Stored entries
* * * * * * * * *

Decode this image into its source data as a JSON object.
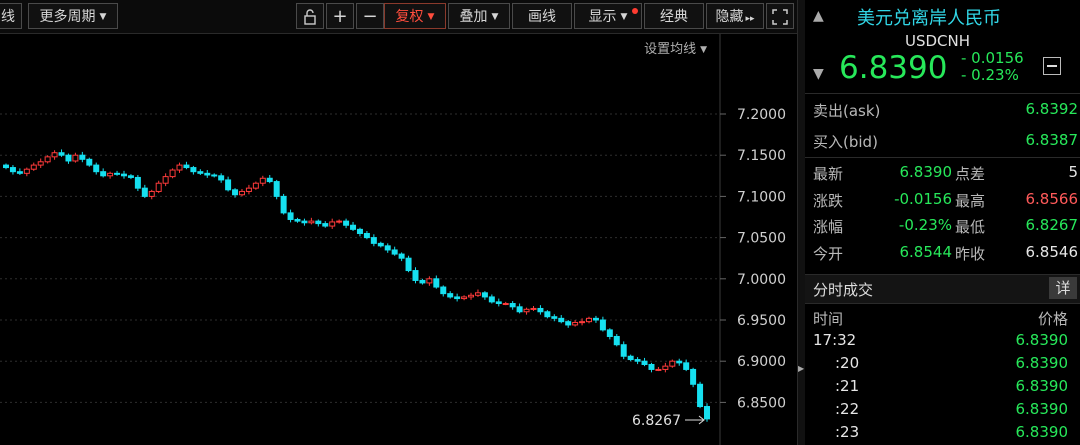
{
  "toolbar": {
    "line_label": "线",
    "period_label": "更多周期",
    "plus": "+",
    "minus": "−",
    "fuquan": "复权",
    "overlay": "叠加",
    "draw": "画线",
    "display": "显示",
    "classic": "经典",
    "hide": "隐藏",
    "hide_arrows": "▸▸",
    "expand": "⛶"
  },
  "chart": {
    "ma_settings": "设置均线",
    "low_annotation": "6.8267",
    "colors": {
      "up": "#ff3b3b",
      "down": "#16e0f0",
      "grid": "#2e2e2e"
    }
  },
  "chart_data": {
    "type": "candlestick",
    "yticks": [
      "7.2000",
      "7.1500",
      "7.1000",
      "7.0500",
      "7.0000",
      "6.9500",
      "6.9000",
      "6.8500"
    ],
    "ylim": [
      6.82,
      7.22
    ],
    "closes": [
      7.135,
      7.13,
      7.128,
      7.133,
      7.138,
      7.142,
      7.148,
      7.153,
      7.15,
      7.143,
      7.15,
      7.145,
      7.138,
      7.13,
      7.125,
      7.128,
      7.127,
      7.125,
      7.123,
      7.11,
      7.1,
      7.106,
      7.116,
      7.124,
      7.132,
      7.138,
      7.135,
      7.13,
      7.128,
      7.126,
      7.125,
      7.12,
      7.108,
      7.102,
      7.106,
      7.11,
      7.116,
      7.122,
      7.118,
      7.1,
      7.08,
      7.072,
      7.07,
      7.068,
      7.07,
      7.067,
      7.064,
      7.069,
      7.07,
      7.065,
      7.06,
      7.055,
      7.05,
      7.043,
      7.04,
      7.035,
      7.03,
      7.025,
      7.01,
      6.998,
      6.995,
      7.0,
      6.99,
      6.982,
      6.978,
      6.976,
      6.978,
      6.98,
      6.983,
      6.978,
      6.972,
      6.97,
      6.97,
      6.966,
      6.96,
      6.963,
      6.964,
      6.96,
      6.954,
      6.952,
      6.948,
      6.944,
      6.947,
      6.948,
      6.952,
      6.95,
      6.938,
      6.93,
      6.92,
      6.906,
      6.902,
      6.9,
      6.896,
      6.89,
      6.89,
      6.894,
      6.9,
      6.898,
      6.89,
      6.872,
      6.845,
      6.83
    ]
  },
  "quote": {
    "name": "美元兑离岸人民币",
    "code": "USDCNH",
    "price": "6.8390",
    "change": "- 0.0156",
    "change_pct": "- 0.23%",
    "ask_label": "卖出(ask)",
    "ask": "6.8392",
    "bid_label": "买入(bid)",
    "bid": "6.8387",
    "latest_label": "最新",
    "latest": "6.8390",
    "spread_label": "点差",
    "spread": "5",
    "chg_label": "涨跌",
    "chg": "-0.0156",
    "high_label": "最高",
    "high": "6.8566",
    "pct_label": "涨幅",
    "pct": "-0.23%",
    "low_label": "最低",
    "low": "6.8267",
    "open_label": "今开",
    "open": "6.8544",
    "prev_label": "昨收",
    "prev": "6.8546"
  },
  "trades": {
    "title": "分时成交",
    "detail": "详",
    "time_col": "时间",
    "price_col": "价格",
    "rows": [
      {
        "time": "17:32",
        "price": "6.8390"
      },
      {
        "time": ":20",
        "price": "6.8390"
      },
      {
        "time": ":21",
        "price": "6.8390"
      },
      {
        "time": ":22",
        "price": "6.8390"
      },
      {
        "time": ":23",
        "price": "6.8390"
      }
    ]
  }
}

* * * * * * * * *

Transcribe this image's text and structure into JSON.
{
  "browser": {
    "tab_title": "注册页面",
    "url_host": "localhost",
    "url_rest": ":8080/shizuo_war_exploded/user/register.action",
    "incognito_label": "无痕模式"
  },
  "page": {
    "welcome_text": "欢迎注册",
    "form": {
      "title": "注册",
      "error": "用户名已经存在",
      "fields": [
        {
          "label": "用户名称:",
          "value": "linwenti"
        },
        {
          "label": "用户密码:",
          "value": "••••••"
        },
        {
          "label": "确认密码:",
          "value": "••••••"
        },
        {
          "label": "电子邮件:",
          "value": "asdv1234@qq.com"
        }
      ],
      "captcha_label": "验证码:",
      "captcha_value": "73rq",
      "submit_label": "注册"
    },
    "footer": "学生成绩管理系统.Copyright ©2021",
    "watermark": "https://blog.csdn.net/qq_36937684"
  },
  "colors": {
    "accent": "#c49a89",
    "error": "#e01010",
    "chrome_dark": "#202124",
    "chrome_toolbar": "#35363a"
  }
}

* * * * * * * * *

**THE PROBLEM:** Your task is to gather every line with the word "this" and copy it.

**EXERCISE SOLUTION:**
Decode this image into its source data as a JSON object.
Transcribe this image's text and structure into JSON.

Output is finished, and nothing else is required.